### Problem details
Gather each line containing the string "this" from these entries.

============

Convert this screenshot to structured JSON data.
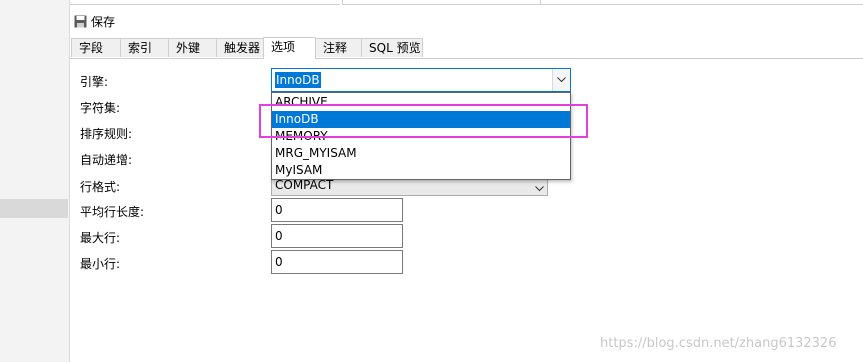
{
  "toolbar": {
    "save_label": "保存",
    "save_icon": "save-icon"
  },
  "tabs": [
    {
      "label": "字段"
    },
    {
      "label": "索引"
    },
    {
      "label": "外键"
    },
    {
      "label": "触发器"
    },
    {
      "label": "选项",
      "active": true
    },
    {
      "label": "注释"
    },
    {
      "label": "SQL 预览"
    }
  ],
  "form": {
    "engine": {
      "label": "引擎:",
      "value": "InnoDB"
    },
    "charset": {
      "label": "字符集:"
    },
    "collation": {
      "label": "排序规则:"
    },
    "auto_increment": {
      "label": "自动递增:"
    },
    "row_format": {
      "label": "行格式:",
      "value": "COMPACT"
    },
    "avg_row_length": {
      "label": "平均行长度:",
      "value": "0"
    },
    "max_rows": {
      "label": "最大行:",
      "value": "0"
    },
    "min_rows": {
      "label": "最小行:",
      "value": "0"
    }
  },
  "engine_dropdown": {
    "options": [
      "ARCHIVE",
      "InnoDB",
      "MEMORY",
      "MRG_MYISAM",
      "MyISAM"
    ],
    "selected": "InnoDB"
  },
  "colors": {
    "accent": "#0078d7",
    "annotation": "#e040e0"
  },
  "watermark": "https://blog.csdn.net/zhang6132326"
}
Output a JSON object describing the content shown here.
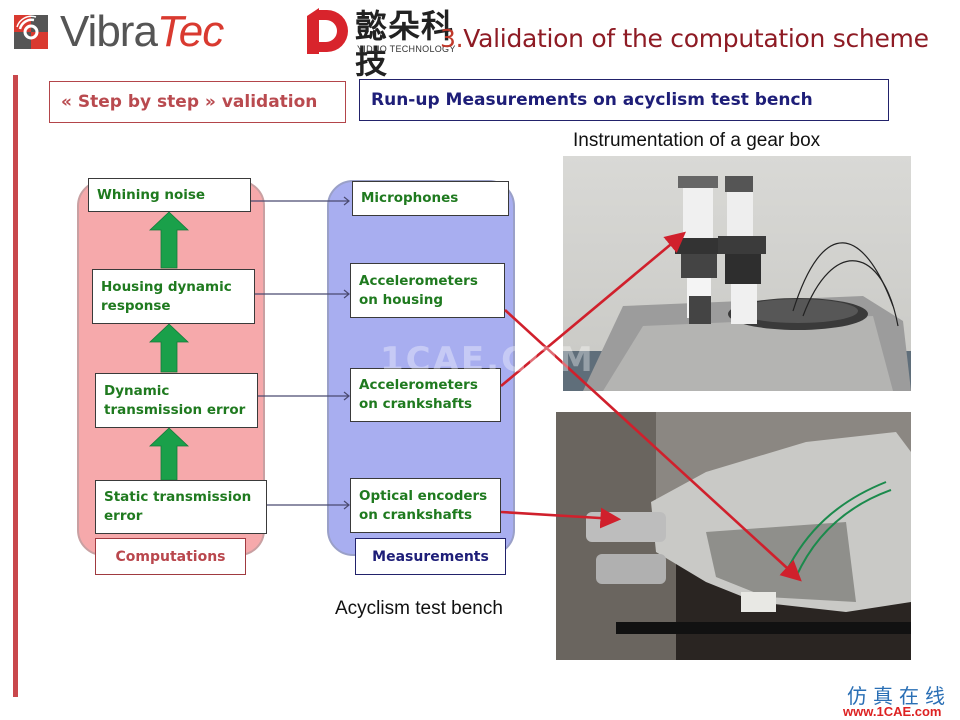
{
  "logos": {
    "vibratec": {
      "name_part1": "Vibra",
      "name_part2": "Tec"
    },
    "yiduo": {
      "chinese": "懿朵科技",
      "english": "YIDUO TECHNOLOGY"
    }
  },
  "title": {
    "number": "3.",
    "text": "Validation of the computation scheme"
  },
  "header": {
    "left_label": "« Step by step » validation",
    "right_label": "Run-up Measurements on acyclism test bench"
  },
  "captions": {
    "gear_box": "Instrumentation  of a gear box",
    "test_bench": "Acyclism  test bench"
  },
  "computations": {
    "label": "Computations",
    "nodes": [
      {
        "text": "Whining noise"
      },
      {
        "text": "Housing dynamic response"
      },
      {
        "text": "Dynamic transmission error"
      },
      {
        "text": "Static transmission error"
      }
    ]
  },
  "measurements": {
    "label": "Measurements",
    "nodes": [
      {
        "text": "Microphones"
      },
      {
        "text": "Accelerometers on housing"
      },
      {
        "text": "Accelerometers on crankshafts"
      },
      {
        "text": "Optical encoders on crankshafts"
      }
    ]
  },
  "colors": {
    "computations_panel": "#f6a9ab",
    "measurements_panel": "#a8aef0",
    "node_text": "#1f7a1f",
    "arrow_green": "#1aa04a",
    "pointer_red": "#d0202c",
    "title_red": "#8e1b24",
    "navy": "#1e1e78"
  },
  "watermark": {
    "overlay": "1CAE.COM",
    "chinese": "仿真在线",
    "url": "www.1CAE.com"
  }
}
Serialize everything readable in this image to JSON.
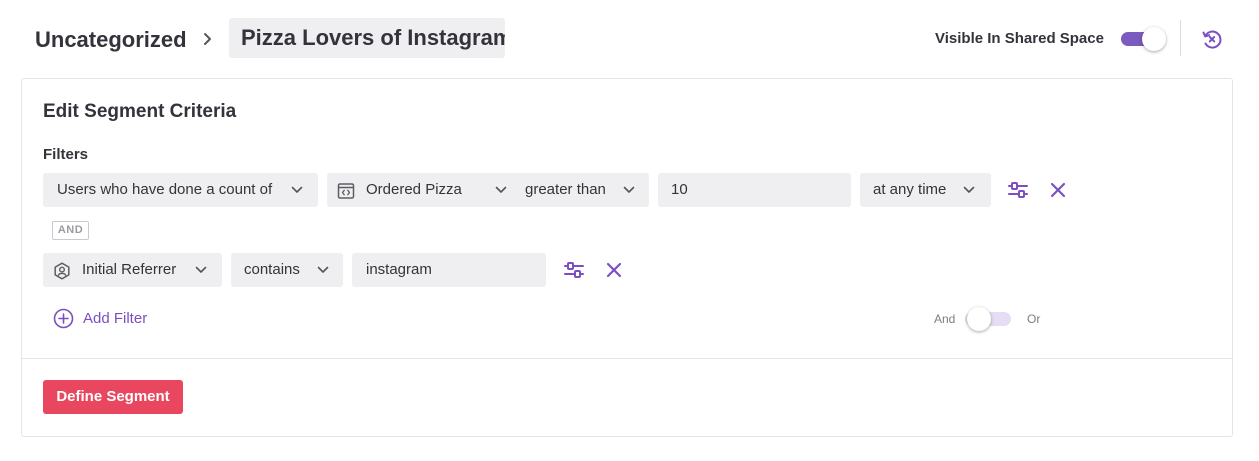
{
  "breadcrumb": {
    "root": "Uncategorized",
    "current": "Pizza Lovers of Instagram"
  },
  "shared_space": {
    "label": "Visible In Shared Space",
    "enabled": true
  },
  "card": {
    "title": "Edit Segment Criteria",
    "filters_label": "Filters"
  },
  "filter1": {
    "type": "Users who have done a count of",
    "event": "Ordered Pizza",
    "operator": "greater than",
    "value": "10",
    "time": "at any time"
  },
  "combinator": "AND",
  "filter2": {
    "property": "Initial Referrer",
    "operator": "contains",
    "value": "instagram"
  },
  "add_filter": "Add Filter",
  "logic_toggle": {
    "left": "And",
    "right": "Or",
    "selected": "And"
  },
  "define_button": "Define Segment",
  "colors": {
    "accent": "#7b4fc2",
    "toggle_on": "#7b5bbd",
    "primary_button": "#e8475f",
    "field_bg": "#efeff1"
  }
}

============

### Expected output
Convert this screenshot to structured JSON data.
Serialize everything readable in this image to JSON.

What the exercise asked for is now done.